» Prompt:
Please return the full listing below without altering anything.

» Exercise input:
────────────────

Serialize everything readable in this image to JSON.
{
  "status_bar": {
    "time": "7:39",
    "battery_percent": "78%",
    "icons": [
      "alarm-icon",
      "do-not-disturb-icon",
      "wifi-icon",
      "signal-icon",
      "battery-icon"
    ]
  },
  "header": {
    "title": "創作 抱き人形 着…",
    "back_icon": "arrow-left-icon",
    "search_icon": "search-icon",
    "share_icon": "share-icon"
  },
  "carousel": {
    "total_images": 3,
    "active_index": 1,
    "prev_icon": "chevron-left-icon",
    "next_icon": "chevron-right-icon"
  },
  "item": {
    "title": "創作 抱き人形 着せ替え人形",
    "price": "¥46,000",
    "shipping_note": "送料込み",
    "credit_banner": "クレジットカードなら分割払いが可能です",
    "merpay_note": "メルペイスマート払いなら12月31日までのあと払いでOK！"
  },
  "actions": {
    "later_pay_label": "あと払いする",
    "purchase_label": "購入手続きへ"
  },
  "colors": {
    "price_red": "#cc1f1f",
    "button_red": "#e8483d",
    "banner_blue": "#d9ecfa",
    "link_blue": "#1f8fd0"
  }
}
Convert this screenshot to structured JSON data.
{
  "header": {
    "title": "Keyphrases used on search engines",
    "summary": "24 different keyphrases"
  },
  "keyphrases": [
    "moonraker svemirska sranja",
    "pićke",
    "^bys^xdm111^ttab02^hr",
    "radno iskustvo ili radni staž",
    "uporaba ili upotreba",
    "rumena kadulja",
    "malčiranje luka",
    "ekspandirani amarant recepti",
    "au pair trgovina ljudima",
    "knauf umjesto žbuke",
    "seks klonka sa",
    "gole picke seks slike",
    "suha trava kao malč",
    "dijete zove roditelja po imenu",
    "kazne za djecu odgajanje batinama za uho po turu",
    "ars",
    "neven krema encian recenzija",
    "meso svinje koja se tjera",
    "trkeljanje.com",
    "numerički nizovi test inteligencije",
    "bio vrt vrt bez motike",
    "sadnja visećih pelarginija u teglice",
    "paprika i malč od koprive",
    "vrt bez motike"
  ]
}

────────────────

» Complete response:
Serialize everything readable in this image to JSON.
{
  "status_bar": {
    "time": "7:39",
    "battery_percent": "78%",
    "icons": [
      "alarm-icon",
      "do-not-disturb-icon",
      "wifi-icon",
      "signal-icon",
      "battery-icon"
    ]
  },
  "header": {
    "title": "創作 抱き人形 着…",
    "back_icon": "arrow-left-icon",
    "search_icon": "search-icon",
    "share_icon": "share-icon"
  },
  "carousel": {
    "total_images": 3,
    "active_index": 1,
    "prev_icon": "chevron-left-icon",
    "next_icon": "chevron-right-icon"
  },
  "item": {
    "title": "創作 抱き人形 着せ替え人形",
    "price": "¥46,000",
    "shipping_note": "送料込み",
    "credit_banner": "クレジットカードなら分割払いが可能です",
    "merpay_note": "メルペイスマート払いなら12月31日までのあと払いでOK！"
  },
  "actions": {
    "later_pay_label": "あと払いする",
    "purchase_label": "購入手続きへ"
  },
  "colors": {
    "price_red": "#cc1f1f",
    "button_red": "#e8483d",
    "banner_blue": "#d9ecfa",
    "link_blue": "#1f8fd0"
  }
}
Convert this screenshot to structured JSON data.
{
  "header": {
    "title": "Keyphrases used on search engines",
    "summary": "24 different keyphrases"
  },
  "keyphrases": [
    "moonraker svemirska sranja",
    "pićke",
    "^bys^xdm111^ttab02^hr",
    "radno iskustvo ili radni staž",
    "uporaba ili upotreba",
    "rumena kadulja",
    "malčiranje luka",
    "ekspandirani amarant recepti",
    "au pair trgovina ljudima",
    "knauf umjesto žbuke",
    "seks klonka sa",
    "gole picke seks slike",
    "suha trava kao malč",
    "dijete zove roditelja po imenu",
    "kazne za djecu odgajanje batinama za uho po turu",
    "ars",
    "neven krema encian recenzija",
    "meso svinje koja se tjera",
    "trkeljanje.com",
    "numerički nizovi test inteligencije",
    "bio vrt vrt bez motike",
    "sadnja visećih pelarginija u teglice",
    "paprika i malč od koprive",
    "vrt bez motike"
  ]
}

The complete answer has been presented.